About this task:
Please return each of the entries below exactly as they appear.

(Entries from a dataset of interfaces)

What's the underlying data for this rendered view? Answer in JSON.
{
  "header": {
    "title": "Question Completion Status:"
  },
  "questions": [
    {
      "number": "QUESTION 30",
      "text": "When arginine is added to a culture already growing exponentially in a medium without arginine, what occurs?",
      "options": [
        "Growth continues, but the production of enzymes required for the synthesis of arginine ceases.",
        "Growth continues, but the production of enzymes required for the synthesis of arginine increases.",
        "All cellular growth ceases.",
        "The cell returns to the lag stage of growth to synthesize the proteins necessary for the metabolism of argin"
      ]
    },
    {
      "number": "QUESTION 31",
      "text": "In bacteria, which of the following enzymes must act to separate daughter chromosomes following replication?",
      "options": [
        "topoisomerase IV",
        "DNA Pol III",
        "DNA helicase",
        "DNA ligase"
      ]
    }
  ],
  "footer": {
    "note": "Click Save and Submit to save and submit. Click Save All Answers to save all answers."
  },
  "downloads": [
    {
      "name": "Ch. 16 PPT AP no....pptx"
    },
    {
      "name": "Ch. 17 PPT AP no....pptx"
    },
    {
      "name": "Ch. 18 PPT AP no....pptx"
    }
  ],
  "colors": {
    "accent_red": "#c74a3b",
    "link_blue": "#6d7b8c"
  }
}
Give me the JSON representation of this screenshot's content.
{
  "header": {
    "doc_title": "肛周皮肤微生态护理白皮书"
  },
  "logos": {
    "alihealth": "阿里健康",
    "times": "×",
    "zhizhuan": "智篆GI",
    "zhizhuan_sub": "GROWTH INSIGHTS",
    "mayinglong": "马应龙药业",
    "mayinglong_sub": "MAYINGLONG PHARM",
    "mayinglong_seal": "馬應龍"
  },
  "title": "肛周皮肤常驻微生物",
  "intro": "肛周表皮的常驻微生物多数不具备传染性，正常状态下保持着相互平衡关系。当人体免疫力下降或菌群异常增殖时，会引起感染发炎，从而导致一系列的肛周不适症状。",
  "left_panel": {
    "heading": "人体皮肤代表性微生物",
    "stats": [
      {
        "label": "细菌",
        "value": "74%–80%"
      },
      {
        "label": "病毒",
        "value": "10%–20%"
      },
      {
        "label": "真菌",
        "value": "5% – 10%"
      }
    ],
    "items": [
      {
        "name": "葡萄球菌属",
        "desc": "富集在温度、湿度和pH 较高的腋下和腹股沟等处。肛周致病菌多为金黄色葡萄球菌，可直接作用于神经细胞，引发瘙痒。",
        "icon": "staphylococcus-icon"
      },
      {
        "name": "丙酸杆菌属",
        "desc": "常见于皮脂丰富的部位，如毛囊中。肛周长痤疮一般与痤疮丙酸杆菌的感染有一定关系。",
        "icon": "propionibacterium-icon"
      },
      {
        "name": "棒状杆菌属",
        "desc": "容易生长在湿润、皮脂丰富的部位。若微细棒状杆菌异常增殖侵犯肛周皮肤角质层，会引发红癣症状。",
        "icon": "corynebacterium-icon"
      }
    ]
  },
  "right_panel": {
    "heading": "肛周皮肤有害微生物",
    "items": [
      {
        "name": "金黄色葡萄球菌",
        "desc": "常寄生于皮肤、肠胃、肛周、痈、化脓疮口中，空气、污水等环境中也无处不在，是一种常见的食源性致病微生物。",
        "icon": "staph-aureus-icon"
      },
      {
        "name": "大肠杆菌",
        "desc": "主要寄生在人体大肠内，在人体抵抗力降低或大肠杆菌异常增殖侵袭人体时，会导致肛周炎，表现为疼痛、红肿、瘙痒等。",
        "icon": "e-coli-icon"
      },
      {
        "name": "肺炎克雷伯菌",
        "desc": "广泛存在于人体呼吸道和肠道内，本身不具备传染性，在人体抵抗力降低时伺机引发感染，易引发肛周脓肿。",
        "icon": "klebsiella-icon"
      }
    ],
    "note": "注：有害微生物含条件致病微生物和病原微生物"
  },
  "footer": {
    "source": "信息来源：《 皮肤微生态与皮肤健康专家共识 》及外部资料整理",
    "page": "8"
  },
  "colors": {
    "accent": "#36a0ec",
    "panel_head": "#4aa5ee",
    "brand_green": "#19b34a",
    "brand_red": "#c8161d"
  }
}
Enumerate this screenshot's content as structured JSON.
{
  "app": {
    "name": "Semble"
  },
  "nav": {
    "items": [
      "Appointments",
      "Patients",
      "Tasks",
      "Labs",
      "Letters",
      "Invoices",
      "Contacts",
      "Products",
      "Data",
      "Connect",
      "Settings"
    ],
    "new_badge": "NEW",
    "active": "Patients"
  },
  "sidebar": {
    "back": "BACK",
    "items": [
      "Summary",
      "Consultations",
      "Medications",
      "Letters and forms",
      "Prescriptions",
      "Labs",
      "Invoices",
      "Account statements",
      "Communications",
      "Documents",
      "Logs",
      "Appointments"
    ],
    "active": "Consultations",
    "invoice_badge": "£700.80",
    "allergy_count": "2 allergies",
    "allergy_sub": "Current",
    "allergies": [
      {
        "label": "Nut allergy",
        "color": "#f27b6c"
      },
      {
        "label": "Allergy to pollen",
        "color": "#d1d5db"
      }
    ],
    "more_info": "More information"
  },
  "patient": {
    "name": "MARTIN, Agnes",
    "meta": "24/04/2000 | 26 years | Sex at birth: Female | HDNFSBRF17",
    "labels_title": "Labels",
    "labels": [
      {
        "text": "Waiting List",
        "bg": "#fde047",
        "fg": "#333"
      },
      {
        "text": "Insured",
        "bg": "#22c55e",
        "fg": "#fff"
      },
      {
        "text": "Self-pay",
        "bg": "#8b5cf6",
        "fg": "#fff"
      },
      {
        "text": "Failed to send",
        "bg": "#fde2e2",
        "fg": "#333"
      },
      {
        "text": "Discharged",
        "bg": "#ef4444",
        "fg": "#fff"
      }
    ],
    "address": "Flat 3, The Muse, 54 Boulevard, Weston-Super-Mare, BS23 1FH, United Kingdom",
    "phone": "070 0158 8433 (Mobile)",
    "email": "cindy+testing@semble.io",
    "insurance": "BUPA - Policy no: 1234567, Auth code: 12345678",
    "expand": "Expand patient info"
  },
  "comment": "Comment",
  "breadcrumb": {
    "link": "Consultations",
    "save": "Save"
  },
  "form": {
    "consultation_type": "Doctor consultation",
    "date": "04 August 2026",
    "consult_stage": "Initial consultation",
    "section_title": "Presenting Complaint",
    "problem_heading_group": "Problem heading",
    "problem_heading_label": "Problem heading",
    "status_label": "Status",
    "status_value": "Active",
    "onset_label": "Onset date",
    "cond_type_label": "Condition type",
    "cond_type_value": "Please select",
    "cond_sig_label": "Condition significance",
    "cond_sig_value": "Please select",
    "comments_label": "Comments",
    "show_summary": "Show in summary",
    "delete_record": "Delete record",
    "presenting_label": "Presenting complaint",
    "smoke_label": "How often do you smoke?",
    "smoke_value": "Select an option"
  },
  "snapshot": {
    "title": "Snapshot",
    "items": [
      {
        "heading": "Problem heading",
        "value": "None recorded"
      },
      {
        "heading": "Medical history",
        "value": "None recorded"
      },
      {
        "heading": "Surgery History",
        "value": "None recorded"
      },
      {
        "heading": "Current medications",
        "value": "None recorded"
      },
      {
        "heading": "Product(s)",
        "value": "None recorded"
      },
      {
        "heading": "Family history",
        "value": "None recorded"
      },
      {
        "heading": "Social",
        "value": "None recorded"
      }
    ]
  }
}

Solution below:
What's the underlying data for this rendered view? Answer in JSON.
{
  "header": {
    "title": "Question Completion Status:"
  },
  "questions": [
    {
      "number": "QUESTION 30",
      "text": "When arginine is added to a culture already growing exponentially in a medium without arginine, what occurs?",
      "options": [
        "Growth continues, but the production of enzymes required for the synthesis of arginine ceases.",
        "Growth continues, but the production of enzymes required for the synthesis of arginine increases.",
        "All cellular growth ceases.",
        "The cell returns to the lag stage of growth to synthesize the proteins necessary for the metabolism of argin"
      ]
    },
    {
      "number": "QUESTION 31",
      "text": "In bacteria, which of the following enzymes must act to separate daughter chromosomes following replication?",
      "options": [
        "topoisomerase IV",
        "DNA Pol III",
        "DNA helicase",
        "DNA ligase"
      ]
    }
  ],
  "footer": {
    "note": "Click Save and Submit to save and submit. Click Save All Answers to save all answers."
  },
  "downloads": [
    {
      "name": "Ch. 16 PPT AP no....pptx"
    },
    {
      "name": "Ch. 17 PPT AP no....pptx"
    },
    {
      "name": "Ch. 18 PPT AP no....pptx"
    }
  ],
  "colors": {
    "accent_red": "#c74a3b",
    "link_blue": "#6d7b8c"
  }
}
Give me the JSON representation of this screenshot's content.
{
  "header": {
    "doc_title": "肛周皮肤微生态护理白皮书"
  },
  "logos": {
    "alihealth": "阿里健康",
    "times": "×",
    "zhizhuan": "智篆GI",
    "zhizhuan_sub": "GROWTH INSIGHTS",
    "mayinglong": "马应龙药业",
    "mayinglong_sub": "MAYINGLONG PHARM",
    "mayinglong_seal": "馬應龍"
  },
  "title": "肛周皮肤常驻微生物",
  "intro": "肛周表皮的常驻微生物多数不具备传染性，正常状态下保持着相互平衡关系。当人体免疫力下降或菌群异常增殖时，会引起感染发炎，从而导致一系列的肛周不适症状。",
  "left_panel": {
    "heading": "人体皮肤代表性微生物",
    "stats": [
      {
        "label": "细菌",
        "value": "74%–80%"
      },
      {
        "label": "病毒",
        "value": "10%–20%"
      },
      {
        "label": "真菌",
        "value": "5% – 10%"
      }
    ],
    "items": [
      {
        "name": "葡萄球菌属",
        "desc": "富集在温度、湿度和pH 较高的腋下和腹股沟等处。肛周致病菌多为金黄色葡萄球菌，可直接作用于神经细胞，引发瘙痒。",
        "icon": "staphylococcus-icon"
      },
      {
        "name": "丙酸杆菌属",
        "desc": "常见于皮脂丰富的部位，如毛囊中。肛周长痤疮一般与痤疮丙酸杆菌的感染有一定关系。",
        "icon": "propionibacterium-icon"
      },
      {
        "name": "棒状杆菌属",
        "desc": "容易生长在湿润、皮脂丰富的部位。若微细棒状杆菌异常增殖侵犯肛周皮肤角质层，会引发红癣症状。",
        "icon": "corynebacterium-icon"
      }
    ]
  },
  "right_panel": {
    "heading": "肛周皮肤有害微生物",
    "items": [
      {
        "name": "金黄色葡萄球菌",
        "desc": "常寄生于皮肤、肠胃、肛周、痈、化脓疮口中，空气、污水等环境中也无处不在，是一种常见的食源性致病微生物。",
        "icon": "staph-aureus-icon"
      },
      {
        "name": "大肠杆菌",
        "desc": "主要寄生在人体大肠内，在人体抵抗力降低或大肠杆菌异常增殖侵袭人体时，会导致肛周炎，表现为疼痛、红肿、瘙痒等。",
        "icon": "e-coli-icon"
      },
      {
        "name": "肺炎克雷伯菌",
        "desc": "广泛存在于人体呼吸道和肠道内，本身不具备传染性，在人体抵抗力降低时伺机引发感染，易引发肛周脓肿。",
        "icon": "klebsiella-icon"
      }
    ],
    "note": "注：有害微生物含条件致病微生物和病原微生物"
  },
  "footer": {
    "source": "信息来源：《 皮肤微生态与皮肤健康专家共识 》及外部资料整理",
    "page": "8"
  },
  "colors": {
    "accent": "#36a0ec",
    "panel_head": "#4aa5ee",
    "brand_green": "#19b34a",
    "brand_red": "#c8161d"
  }
}
Enumerate this screenshot's content as structured JSON.
{
  "app": {
    "name": "Semble"
  },
  "nav": {
    "items": [
      "Appointments",
      "Patients",
      "Tasks",
      "Labs",
      "Letters",
      "Invoices",
      "Contacts",
      "Products",
      "Data",
      "Connect",
      "Settings"
    ],
    "new_badge": "NEW",
    "active": "Patients"
  },
  "sidebar": {
    "back": "BACK",
    "items": [
      "Summary",
      "Consultations",
      "Medications",
      "Letters and forms",
      "Prescriptions",
      "Labs",
      "Invoices",
      "Account statements",
      "Communications",
      "Documents",
      "Logs",
      "Appointments"
    ],
    "active": "Consultations",
    "invoice_badge": "£700.80",
    "allergy_count": "2 allergies",
    "allergy_sub": "Current",
    "allergies": [
      {
        "label": "Nut allergy",
        "color": "#f27b6c"
      },
      {
        "label": "Allergy to pollen",
        "color": "#d1d5db"
      }
    ],
    "more_info": "More information"
  },
  "patient": {
    "name": "MARTIN, Agnes",
    "meta": "24/04/2000 | 26 years | Sex at birth: Female | HDNFSBRF17",
    "labels_title": "Labels",
    "labels": [
      {
        "text": "Waiting List",
        "bg": "#fde047",
        "fg": "#333"
      },
      {
        "text": "Insured",
        "bg": "#22c55e",
        "fg": "#fff"
      },
      {
        "text": "Self-pay",
        "bg": "#8b5cf6",
        "fg": "#fff"
      },
      {
        "text": "Failed to send",
        "bg": "#fde2e2",
        "fg": "#333"
      },
      {
        "text": "Discharged",
        "bg": "#ef4444",
        "fg": "#fff"
      }
    ],
    "address": "Flat 3, The Muse, 54 Boulevard, Weston-Super-Mare, BS23 1FH, United Kingdom",
    "phone": "070 0158 8433 (Mobile)",
    "email": "cindy+testing@semble.io",
    "insurance": "BUPA - Policy no: 1234567, Auth code: 12345678",
    "expand": "Expand patient info"
  },
  "comment": "Comment",
  "breadcrumb": {
    "link": "Consultations",
    "save": "Save"
  },
  "form": {
    "consultation_type": "Doctor consultation",
    "date": "04 August 2026",
    "consult_stage": "Initial consultation",
    "section_title": "Presenting Complaint",
    "problem_heading_group": "Problem heading",
    "problem_heading_label": "Problem heading",
    "status_label": "Status",
    "status_value": "Active",
    "onset_label": "Onset date",
    "cond_type_label": "Condition type",
    "cond_type_value": "Please select",
    "cond_sig_label": "Condition significance",
    "cond_sig_value": "Please select",
    "comments_label": "Comments",
    "show_summary": "Show in summary",
    "delete_record": "Delete record",
    "presenting_label": "Presenting complaint",
    "smoke_label": "How often do you smoke?",
    "smoke_value": "Select an option"
  },
  "snapshot": {
    "title": "Snapshot",
    "items": [
      {
        "heading": "Problem heading",
        "value": "None recorded"
      },
      {
        "heading": "Medical history",
        "value": "None recorded"
      },
      {
        "heading": "Surgery History",
        "value": "None recorded"
      },
      {
        "heading": "Current medications",
        "value": "None recorded"
      },
      {
        "heading": "Product(s)",
        "value": "None recorded"
      },
      {
        "heading": "Family history",
        "value": "None recorded"
      },
      {
        "heading": "Social",
        "value": "None recorded"
      }
    ]
  }
}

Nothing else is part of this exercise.